- **DOCUMENT EXTRACT**
|---|
Riza Durmisi

Personal information
- Date of birth: 8 January 1994 (age 32)
- Place of birth: Ishøj, Denmark
- Height: 1.74 m (5 ft 9 in)
- Position: Left-back

Team information
- Current team: Amazonas
- Number: 94

Youth career
- 2000–2002: SB 50 Ishøj
- 2002–2013: Brøndby

Senior career*
- Years: Team / Apps / (Gls)
- 2013–2016: Brøndby / 93 / (7)
- 2016–2018: Real Betis / 51 / (3)
- 2018–2023: Lazio / 10 / (0)
- 2020: → Nice (loan) / 4 / (0)
- 2021: → Salernitana (loan) / 5 / (0)
- 2022: → Sparta Rotterdam (loan) / 9 / (0)
- 2022–2023: → Leganés (loan) / 10 / (0)
- 2023: → Tenerife (loan) / 1 / (0)
- 2024: ŁKS Łódź / 11 / (0)
- 2025: Nea Salamina / 16 / (0)
- 2025–: Amazonas / 4 / (0)

International career
- 2009–2010: Denmark U16 / 7 / (0)
- 2009–2011: Denmark U17 / 27 / (1)
- 2011–2013: Denmark U19 / 15 / (0)
- 2013–2015: Denmark U21 / 9 / (1)
- 2015–2018: Denmark / 23 / (0)

= Riza Durmisi =

Danish footballer (born 1994)

Riza Durmisi (/da/, Riza Durmishi; born 8 January 1994) is a Danish professional footballer who plays as a left-back for Campeonato Brasileiro Série B club Amazonas. He has represented Denmark at several youth levels and made his debut for the senior national team in 2015.

==Early life==
Durmisi was born in Ishøj, part of the Copenhagen suburbs and started playing football for local club SB 50 Ishøj before moving to the Brøndby IF youth academy. Durmisi is of Albanian heritage from Tetovo, in the former Yugoslavia.

==Club career==
===Brøndby===
====2012–13 season====
Durmisi made his Brøndby debut in a 1–1 home draw against Esbjerg fB on 26 August 2012. He made four total substitute appearances during the season.

====2013–14 season====
On 24 June 2013, Durmisi signed a three-year contract tying him to the club until summer 2016. Durmisi was promoted to the first team and issued shirt number 17. He became a frequent starter, first as a left winger and later as a left wing-back. On 10 November, he scored his first goal from his position as left wing-back in the 3–0 home victory against AGF. He attracted the attention from foreign scouts, including French Ligue 1 club Toulouse and Turkish giants Fenerbahçe, after scoring 3 goals in 33 matches that season.

====2014–15 season====
On 31 July 2014, Durmisi made his UEFA Europa League debut, starting in the 3–0 away defeat against Belgian side Club Brugge.

Durmisi revealed during the 2014–15 Christmas break that he was approached by the Football Federation of Macedonia to represent Macedonia internationally, due to his Macedonian roots. However, he said at the same time that representing Denmark was his first priority, should its then-head coach, Morten Olsen, offer him a call-up. In response, Olsen said Durmisi should focus on proving his worth on the pitch rather than in the press, yet nonetheless acknowledged Durmisi was being considered for a call-up. During the winter break in January, Durmisi revealed his ambition was to move to either the Dutch Eredivisie or the German Bundesliga.
|---|
- **MATERIAL PROVIDED**
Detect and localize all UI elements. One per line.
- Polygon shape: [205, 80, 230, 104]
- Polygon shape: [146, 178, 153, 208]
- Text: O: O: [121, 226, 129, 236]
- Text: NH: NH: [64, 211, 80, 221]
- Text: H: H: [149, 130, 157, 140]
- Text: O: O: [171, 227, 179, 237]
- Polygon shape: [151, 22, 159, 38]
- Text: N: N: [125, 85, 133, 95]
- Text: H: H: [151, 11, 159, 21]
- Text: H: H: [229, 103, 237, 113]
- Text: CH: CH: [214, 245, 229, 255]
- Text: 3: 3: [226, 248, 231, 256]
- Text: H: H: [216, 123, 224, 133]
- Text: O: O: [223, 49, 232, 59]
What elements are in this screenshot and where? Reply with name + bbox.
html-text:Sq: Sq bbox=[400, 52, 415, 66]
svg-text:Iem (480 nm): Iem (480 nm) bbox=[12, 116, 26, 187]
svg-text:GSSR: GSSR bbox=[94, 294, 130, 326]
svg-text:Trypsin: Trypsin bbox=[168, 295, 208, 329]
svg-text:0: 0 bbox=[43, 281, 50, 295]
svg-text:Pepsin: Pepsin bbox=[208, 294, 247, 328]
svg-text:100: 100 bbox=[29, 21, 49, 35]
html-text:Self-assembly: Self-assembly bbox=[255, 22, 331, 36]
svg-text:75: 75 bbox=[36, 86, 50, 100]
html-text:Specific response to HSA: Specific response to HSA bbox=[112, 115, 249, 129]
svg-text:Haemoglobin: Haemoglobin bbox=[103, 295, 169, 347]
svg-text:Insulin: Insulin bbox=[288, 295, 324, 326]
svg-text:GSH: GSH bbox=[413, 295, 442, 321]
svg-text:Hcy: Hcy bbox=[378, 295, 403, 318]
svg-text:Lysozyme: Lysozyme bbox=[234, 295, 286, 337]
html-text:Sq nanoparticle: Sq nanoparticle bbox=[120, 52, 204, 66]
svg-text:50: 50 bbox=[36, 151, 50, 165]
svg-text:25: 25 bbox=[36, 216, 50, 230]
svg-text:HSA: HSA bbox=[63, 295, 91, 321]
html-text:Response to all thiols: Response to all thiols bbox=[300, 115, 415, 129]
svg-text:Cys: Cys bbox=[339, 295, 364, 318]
|---|
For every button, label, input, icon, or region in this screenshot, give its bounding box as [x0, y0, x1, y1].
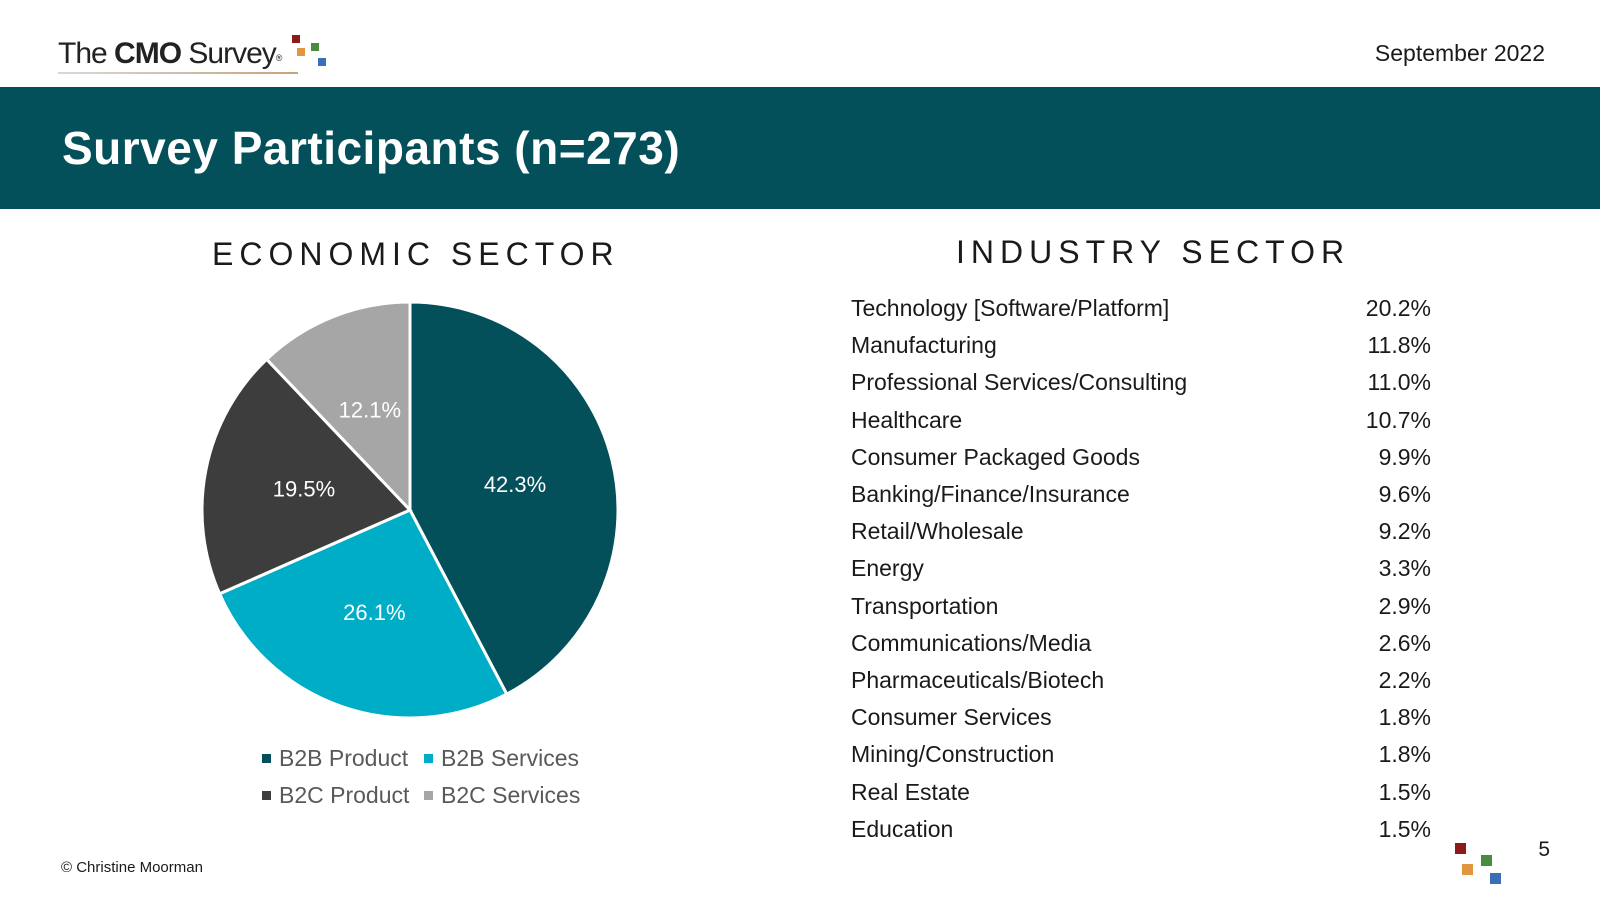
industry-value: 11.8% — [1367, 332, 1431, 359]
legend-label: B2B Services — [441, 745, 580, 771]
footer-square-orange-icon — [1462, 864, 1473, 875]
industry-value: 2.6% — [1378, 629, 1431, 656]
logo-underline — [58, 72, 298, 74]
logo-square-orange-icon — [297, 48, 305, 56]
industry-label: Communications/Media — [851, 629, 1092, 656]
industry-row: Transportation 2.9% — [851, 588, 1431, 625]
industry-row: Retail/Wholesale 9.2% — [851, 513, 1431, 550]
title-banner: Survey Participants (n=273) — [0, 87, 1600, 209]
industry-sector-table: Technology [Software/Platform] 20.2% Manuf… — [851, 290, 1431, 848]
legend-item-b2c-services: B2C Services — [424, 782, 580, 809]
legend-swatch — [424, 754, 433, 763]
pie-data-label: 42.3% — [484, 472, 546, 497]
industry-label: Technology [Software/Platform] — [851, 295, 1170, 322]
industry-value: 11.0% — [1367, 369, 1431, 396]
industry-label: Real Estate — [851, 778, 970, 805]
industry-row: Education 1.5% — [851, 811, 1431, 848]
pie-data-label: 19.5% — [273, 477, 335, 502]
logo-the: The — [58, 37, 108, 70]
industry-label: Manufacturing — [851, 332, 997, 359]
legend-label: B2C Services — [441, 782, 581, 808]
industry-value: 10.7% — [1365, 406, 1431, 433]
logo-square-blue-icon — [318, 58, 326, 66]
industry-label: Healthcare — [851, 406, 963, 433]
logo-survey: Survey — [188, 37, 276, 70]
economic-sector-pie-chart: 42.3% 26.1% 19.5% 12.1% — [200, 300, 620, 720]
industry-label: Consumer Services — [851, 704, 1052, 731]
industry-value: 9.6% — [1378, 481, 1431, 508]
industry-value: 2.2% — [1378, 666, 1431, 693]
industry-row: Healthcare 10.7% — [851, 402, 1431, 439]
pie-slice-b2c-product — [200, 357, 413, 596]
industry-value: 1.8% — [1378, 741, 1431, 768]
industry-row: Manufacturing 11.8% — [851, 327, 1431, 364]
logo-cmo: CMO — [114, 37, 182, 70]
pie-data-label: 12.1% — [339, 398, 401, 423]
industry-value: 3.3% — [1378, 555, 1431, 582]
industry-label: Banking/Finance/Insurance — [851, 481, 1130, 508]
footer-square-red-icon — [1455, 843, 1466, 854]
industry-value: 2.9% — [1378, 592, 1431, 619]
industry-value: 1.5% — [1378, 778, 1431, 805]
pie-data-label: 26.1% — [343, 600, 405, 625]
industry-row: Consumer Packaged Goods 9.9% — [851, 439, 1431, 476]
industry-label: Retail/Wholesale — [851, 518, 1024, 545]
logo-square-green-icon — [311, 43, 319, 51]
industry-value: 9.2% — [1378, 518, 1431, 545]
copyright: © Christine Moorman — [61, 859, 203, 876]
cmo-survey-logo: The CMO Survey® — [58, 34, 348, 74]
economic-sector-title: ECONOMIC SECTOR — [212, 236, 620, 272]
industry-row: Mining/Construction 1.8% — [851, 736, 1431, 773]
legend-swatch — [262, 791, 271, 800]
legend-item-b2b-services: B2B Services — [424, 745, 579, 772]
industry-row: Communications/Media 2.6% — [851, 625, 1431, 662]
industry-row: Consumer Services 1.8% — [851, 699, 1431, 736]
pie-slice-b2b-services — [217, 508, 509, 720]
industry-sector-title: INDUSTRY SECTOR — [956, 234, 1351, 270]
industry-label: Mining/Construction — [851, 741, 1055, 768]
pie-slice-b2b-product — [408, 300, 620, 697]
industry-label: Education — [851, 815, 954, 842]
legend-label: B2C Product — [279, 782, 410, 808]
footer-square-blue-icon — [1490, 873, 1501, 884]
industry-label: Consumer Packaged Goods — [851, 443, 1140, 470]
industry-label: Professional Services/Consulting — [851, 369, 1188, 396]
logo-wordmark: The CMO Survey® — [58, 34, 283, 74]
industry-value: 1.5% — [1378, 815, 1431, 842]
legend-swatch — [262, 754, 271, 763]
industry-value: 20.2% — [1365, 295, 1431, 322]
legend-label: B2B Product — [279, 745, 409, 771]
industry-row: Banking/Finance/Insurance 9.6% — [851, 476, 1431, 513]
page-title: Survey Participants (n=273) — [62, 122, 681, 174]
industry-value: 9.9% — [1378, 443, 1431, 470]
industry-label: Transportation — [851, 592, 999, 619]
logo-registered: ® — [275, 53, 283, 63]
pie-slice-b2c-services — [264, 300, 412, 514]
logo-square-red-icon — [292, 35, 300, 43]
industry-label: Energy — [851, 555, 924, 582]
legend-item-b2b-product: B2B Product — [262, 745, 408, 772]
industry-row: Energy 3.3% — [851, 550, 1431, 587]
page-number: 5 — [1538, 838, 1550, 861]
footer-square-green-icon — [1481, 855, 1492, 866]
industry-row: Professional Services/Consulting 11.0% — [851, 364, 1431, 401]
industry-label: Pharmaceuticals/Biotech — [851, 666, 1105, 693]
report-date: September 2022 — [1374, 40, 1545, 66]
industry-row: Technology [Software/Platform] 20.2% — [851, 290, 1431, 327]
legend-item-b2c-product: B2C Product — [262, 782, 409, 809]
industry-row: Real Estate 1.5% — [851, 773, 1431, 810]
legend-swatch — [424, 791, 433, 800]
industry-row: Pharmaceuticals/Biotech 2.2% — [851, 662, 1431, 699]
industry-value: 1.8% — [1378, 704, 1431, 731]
|---|
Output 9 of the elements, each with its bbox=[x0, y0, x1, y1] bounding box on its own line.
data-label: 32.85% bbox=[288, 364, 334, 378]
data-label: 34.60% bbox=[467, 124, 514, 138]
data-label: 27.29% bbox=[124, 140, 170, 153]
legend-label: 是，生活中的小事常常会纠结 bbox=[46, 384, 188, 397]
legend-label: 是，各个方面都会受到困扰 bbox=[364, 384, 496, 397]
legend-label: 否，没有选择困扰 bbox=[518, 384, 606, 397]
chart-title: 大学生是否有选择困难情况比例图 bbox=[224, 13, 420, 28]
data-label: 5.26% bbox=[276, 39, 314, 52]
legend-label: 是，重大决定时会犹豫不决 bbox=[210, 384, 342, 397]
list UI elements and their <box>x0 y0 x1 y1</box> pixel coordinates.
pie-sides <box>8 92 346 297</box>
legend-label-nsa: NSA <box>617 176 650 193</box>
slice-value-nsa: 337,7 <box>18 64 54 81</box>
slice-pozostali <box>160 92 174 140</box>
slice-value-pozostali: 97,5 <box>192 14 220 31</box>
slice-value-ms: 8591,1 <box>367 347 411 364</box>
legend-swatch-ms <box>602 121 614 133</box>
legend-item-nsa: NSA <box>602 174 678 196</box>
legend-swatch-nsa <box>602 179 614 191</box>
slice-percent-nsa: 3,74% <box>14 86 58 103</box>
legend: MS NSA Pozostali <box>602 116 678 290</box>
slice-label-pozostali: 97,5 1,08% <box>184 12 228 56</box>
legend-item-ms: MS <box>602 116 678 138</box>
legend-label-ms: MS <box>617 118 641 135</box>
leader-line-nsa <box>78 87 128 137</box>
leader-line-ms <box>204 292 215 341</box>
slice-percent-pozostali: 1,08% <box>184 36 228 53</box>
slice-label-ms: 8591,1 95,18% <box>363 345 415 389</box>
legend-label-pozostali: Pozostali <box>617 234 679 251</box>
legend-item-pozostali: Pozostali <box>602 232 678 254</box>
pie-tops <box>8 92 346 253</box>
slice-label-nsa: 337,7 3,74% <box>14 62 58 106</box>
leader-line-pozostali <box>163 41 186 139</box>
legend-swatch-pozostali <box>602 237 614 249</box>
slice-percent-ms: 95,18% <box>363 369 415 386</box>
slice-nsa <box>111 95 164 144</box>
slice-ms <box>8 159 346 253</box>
|---|
- **REQUEST**
Summarize the Riza Durmisi article in two sentences. Answer using only the Riza Durmisi article, not the data.

- **RESULT FOR THIS TASK**
Riza Durmisi, born on 8 January 1994 in Ishøj, is a Danish professional footballer who plays left-back for Campeonato Brasileiro Série B club Amazonas and who made his senior Denmark debut in 2015 after representing the country at several youth levels. He moved from local club SB 50 Ishøj to the Brøndby youth academy, made his Brøndby debut in 2012, and became a frequent starter after signing a three-year contract in June 2013.